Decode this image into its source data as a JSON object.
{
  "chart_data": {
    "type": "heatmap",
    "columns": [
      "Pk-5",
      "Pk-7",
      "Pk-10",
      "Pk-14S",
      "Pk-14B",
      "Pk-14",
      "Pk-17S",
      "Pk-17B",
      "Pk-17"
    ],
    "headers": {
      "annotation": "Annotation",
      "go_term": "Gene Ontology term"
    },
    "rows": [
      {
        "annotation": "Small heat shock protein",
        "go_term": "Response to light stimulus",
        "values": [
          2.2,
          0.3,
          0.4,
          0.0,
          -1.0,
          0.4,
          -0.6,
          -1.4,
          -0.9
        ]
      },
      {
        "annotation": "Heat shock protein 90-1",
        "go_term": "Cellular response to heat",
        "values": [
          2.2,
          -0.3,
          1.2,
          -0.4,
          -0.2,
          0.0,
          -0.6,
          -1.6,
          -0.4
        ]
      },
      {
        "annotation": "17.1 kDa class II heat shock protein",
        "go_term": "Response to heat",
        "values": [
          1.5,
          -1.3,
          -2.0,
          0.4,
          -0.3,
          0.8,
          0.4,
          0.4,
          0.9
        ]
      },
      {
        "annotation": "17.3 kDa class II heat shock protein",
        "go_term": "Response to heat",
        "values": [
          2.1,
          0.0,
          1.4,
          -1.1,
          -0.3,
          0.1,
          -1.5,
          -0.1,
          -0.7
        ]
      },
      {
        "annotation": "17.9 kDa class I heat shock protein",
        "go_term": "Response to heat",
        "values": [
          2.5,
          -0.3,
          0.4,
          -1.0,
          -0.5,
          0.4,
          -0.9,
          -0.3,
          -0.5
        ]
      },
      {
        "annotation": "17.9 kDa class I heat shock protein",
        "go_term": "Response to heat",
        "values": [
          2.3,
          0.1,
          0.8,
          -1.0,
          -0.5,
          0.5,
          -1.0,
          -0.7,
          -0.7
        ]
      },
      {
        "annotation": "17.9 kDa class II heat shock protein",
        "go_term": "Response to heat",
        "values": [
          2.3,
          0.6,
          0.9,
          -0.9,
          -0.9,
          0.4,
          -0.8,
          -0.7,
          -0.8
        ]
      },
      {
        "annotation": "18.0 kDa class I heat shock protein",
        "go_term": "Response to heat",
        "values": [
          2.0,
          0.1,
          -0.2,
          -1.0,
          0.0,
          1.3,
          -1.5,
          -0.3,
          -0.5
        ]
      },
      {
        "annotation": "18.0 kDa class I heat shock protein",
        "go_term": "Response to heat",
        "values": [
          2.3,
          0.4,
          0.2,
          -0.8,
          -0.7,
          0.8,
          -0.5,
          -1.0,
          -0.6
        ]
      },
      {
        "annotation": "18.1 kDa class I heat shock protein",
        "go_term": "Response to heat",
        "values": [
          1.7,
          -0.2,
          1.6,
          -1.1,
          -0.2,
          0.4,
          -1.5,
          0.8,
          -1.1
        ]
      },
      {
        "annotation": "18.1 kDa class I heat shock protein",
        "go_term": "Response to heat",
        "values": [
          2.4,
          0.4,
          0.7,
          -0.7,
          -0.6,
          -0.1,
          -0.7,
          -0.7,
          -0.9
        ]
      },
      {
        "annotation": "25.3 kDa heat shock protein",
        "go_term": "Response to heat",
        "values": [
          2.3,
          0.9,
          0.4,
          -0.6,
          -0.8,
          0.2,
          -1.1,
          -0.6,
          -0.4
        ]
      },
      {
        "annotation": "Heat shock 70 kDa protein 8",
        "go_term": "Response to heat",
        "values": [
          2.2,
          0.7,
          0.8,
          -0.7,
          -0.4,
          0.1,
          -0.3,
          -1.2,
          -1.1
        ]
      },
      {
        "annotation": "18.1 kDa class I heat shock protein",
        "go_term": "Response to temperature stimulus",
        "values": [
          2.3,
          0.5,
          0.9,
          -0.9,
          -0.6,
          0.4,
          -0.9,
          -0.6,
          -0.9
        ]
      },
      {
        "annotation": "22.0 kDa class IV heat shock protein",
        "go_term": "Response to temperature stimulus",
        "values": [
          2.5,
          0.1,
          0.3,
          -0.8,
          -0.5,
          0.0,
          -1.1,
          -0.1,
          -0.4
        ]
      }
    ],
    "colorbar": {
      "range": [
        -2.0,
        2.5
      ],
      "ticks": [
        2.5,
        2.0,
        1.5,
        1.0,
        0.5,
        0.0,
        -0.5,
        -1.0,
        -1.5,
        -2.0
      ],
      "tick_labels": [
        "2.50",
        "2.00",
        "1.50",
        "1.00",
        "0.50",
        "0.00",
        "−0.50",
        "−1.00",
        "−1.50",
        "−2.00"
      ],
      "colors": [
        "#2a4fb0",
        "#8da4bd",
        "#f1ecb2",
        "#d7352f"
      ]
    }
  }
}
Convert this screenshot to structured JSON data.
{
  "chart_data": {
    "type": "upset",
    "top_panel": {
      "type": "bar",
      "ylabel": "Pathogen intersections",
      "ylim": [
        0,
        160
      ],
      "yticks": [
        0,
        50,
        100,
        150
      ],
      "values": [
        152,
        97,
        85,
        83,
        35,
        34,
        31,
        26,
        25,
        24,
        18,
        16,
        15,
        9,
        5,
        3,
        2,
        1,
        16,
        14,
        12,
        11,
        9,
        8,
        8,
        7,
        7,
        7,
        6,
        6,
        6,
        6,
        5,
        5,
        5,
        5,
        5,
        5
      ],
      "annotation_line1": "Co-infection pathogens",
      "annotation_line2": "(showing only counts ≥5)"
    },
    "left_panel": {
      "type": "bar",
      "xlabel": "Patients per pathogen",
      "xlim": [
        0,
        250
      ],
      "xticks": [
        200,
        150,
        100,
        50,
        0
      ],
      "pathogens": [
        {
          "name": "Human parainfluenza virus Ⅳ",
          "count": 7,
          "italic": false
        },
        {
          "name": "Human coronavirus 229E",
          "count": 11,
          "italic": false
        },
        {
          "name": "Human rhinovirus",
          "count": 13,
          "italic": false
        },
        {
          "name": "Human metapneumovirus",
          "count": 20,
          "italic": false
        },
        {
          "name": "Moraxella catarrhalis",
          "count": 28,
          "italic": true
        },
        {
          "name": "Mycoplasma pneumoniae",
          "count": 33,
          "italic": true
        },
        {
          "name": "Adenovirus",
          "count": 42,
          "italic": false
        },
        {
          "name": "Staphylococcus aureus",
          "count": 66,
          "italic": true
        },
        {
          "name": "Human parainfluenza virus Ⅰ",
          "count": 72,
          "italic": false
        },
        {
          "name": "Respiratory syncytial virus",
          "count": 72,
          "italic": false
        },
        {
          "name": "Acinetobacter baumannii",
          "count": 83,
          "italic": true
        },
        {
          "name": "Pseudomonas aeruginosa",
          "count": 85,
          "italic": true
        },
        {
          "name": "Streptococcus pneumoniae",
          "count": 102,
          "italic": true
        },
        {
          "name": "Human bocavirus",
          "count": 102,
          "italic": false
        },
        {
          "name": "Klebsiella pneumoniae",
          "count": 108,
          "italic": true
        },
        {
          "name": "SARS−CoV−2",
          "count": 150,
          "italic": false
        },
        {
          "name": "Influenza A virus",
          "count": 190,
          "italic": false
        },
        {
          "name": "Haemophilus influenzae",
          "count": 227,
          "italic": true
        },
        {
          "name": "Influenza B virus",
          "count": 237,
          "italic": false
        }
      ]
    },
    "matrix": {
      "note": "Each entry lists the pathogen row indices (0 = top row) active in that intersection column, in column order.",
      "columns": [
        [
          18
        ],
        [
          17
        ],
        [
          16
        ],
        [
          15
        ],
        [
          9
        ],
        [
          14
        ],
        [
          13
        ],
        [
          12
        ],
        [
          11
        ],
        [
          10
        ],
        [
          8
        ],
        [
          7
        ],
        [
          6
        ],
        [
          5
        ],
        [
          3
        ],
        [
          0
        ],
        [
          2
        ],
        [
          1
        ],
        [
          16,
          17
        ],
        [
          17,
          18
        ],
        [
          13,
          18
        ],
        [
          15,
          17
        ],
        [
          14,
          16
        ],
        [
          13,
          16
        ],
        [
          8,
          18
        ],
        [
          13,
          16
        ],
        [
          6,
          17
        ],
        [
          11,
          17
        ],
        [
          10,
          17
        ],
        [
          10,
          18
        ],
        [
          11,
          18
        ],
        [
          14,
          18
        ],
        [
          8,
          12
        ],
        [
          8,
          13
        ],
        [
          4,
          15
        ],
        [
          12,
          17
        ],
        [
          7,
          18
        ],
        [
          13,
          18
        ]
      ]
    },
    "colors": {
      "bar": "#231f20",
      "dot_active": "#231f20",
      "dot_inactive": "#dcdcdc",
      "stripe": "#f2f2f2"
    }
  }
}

#####

Task statement: Take the word "pathogens" and find each line of the material that contains it. Copy those lines.

Final answer:
      "annotation_line1": "Co-infection pathogens",
      "pathogens": [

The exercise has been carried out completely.